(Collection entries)
::::::::::
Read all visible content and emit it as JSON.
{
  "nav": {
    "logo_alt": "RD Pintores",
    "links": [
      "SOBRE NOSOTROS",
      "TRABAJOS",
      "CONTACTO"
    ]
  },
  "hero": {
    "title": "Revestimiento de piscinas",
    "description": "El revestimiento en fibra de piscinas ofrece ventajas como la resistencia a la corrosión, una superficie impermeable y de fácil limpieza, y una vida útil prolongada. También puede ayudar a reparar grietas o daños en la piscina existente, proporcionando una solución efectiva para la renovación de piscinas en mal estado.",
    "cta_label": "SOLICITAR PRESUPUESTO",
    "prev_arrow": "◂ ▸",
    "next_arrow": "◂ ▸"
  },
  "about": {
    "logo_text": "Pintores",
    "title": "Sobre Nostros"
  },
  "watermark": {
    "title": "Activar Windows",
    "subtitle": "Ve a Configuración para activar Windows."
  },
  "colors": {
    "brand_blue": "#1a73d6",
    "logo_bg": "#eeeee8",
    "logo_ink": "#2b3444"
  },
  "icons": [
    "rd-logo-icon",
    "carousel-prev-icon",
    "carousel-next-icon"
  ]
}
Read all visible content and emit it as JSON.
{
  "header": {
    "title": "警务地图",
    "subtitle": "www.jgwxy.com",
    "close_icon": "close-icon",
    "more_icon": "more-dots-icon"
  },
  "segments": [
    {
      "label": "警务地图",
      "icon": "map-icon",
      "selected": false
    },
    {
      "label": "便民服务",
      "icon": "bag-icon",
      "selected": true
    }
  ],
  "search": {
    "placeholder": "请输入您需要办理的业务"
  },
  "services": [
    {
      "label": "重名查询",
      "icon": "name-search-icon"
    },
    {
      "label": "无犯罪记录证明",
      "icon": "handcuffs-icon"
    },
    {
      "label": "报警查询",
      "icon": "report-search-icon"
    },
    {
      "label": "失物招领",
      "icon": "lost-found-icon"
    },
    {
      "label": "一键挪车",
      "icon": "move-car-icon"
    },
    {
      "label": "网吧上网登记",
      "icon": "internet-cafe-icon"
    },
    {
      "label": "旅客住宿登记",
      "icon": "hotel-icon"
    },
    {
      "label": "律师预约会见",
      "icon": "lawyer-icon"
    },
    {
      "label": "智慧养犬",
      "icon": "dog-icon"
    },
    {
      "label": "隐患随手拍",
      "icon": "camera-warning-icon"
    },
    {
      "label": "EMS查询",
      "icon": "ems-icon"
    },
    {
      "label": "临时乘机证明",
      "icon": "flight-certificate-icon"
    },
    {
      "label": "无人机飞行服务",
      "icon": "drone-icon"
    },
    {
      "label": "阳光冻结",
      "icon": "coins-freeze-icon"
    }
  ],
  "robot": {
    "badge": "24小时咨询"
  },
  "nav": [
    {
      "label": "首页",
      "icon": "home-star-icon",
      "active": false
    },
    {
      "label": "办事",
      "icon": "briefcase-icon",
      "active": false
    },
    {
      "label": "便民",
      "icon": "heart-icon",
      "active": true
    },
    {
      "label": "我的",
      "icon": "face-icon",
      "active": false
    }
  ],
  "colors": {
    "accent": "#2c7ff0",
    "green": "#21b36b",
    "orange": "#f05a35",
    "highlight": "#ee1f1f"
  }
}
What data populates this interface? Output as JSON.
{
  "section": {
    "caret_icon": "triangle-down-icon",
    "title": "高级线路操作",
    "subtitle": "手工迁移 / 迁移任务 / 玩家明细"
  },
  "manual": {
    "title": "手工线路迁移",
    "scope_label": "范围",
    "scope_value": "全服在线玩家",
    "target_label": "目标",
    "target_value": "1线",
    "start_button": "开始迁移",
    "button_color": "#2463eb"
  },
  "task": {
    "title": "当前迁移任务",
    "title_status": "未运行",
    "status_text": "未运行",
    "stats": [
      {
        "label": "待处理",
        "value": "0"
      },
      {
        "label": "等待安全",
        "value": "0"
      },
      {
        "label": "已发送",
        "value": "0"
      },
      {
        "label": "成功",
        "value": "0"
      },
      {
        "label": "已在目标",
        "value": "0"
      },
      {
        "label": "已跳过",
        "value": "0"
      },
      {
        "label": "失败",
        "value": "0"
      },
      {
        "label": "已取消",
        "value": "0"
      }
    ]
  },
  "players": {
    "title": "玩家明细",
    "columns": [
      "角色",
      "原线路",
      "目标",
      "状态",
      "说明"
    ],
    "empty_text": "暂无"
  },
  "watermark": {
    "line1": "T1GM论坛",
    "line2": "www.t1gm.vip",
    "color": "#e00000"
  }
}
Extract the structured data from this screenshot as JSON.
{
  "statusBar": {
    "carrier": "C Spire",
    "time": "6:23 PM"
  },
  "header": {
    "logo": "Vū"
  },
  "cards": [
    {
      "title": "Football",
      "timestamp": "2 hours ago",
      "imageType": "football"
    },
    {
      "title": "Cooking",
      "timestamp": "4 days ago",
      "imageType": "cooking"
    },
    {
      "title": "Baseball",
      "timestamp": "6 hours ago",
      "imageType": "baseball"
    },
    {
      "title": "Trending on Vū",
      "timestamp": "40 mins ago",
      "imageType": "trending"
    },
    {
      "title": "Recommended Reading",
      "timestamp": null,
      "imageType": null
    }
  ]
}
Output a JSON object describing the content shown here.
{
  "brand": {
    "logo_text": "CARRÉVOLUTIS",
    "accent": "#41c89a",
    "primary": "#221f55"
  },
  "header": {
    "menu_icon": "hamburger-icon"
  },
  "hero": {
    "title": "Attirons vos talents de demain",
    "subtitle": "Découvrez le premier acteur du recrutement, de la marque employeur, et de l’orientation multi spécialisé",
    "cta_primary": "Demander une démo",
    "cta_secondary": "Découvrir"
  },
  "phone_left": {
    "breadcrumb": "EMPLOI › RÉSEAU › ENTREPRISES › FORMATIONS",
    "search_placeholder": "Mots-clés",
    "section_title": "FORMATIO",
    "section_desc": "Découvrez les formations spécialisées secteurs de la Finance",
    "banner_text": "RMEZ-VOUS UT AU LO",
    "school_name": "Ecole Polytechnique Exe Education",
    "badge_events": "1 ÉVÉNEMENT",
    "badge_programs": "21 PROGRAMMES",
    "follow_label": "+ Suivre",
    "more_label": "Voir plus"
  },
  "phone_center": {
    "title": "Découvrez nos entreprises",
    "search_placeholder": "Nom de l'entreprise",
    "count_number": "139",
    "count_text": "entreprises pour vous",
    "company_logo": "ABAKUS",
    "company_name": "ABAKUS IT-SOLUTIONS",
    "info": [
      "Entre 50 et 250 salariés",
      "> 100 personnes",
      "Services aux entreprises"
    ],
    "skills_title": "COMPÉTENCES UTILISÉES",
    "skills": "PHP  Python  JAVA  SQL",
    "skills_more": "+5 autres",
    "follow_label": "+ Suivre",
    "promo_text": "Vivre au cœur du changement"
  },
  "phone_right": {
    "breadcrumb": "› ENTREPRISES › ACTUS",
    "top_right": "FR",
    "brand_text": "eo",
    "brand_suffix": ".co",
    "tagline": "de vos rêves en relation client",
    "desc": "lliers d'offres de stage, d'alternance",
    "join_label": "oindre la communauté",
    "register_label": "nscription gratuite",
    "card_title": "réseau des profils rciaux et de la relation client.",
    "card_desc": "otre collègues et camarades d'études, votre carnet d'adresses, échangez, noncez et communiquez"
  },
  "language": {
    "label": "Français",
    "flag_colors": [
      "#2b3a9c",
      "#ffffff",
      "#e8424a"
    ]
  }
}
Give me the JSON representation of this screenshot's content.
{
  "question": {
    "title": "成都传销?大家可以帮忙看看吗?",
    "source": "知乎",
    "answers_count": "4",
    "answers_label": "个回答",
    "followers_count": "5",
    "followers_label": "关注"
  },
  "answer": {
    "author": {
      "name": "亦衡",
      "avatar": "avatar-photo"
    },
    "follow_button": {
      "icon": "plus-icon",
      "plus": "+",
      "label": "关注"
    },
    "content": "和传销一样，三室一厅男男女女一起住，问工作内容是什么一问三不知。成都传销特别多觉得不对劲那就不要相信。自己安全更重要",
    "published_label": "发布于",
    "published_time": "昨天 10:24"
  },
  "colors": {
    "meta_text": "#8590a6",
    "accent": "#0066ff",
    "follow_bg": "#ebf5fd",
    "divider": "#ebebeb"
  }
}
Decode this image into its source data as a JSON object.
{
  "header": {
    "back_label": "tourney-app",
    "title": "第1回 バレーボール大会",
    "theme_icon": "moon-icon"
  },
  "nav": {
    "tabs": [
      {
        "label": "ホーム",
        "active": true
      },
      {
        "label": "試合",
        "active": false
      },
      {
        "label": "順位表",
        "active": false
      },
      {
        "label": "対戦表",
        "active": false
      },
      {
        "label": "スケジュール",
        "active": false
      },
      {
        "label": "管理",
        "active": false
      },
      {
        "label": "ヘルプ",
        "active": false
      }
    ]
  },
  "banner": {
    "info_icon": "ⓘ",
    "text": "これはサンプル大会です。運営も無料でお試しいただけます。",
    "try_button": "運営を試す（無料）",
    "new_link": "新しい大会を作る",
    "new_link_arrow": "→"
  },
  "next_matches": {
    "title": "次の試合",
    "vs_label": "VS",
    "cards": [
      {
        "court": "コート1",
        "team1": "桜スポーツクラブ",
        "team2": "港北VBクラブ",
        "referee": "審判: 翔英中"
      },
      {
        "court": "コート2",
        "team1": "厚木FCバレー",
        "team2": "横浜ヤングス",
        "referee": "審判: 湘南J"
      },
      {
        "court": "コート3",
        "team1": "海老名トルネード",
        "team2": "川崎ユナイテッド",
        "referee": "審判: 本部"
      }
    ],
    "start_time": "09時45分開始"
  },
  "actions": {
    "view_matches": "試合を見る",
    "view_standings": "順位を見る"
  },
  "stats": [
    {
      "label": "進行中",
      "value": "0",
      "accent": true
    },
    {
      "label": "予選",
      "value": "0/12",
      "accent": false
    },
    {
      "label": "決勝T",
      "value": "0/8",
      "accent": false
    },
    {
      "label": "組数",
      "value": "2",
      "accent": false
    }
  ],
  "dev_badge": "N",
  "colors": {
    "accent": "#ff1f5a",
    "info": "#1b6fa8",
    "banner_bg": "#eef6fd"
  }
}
::::::::::
**THE PROBLEM**
Check each line of the records above for the string "true", and report every line that has it.

**ANSWER**
      "selected": true
      "active": true
        "active": true
      "accent": true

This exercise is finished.